Start
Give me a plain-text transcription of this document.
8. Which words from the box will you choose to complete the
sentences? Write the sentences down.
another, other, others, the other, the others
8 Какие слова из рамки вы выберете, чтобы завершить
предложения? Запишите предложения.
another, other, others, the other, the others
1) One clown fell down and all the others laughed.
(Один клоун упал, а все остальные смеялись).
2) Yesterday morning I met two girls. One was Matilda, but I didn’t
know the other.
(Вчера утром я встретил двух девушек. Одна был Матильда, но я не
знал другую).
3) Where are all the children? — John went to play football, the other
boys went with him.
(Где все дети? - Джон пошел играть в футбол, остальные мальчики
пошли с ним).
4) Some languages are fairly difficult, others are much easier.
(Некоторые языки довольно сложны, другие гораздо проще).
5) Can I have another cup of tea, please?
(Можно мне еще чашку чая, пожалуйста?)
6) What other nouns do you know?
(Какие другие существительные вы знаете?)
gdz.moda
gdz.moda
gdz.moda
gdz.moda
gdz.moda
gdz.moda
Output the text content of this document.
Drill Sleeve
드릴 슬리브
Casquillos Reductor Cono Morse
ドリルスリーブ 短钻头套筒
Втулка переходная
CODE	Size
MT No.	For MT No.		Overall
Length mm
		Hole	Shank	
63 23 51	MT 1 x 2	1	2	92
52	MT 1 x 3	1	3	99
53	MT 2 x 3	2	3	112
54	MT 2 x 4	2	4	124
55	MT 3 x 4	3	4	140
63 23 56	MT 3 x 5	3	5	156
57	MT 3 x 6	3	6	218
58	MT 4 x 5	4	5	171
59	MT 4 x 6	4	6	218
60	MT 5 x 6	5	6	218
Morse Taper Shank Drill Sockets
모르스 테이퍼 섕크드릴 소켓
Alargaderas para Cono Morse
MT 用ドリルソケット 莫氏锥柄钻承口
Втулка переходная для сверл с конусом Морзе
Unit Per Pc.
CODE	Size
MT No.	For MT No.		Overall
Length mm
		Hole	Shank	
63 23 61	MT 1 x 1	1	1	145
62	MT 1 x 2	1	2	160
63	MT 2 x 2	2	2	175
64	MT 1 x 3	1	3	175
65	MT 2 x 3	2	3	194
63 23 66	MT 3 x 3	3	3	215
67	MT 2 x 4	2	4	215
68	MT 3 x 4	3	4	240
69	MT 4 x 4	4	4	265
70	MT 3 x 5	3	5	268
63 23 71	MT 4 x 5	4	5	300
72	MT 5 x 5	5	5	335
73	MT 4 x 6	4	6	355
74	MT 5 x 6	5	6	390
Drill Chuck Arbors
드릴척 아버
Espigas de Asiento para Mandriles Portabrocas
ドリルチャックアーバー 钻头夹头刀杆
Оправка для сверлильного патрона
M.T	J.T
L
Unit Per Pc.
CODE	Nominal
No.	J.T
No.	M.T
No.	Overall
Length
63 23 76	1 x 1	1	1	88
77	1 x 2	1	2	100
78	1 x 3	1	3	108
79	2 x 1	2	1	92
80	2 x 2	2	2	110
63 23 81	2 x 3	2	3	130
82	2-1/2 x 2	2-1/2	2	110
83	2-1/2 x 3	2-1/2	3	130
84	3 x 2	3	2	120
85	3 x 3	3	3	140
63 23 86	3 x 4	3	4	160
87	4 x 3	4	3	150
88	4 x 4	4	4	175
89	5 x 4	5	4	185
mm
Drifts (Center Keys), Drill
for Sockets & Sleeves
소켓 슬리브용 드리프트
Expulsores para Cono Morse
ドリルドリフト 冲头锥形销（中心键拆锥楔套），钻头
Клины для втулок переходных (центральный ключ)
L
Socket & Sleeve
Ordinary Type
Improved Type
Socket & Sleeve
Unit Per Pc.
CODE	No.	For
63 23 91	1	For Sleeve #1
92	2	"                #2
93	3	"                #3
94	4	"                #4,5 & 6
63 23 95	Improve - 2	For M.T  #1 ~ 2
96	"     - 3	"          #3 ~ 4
End
Pick out all lines containing the string "this".

§ **Final answer**:
Give me a plain-text transcription of this document.
Output the text content of this document.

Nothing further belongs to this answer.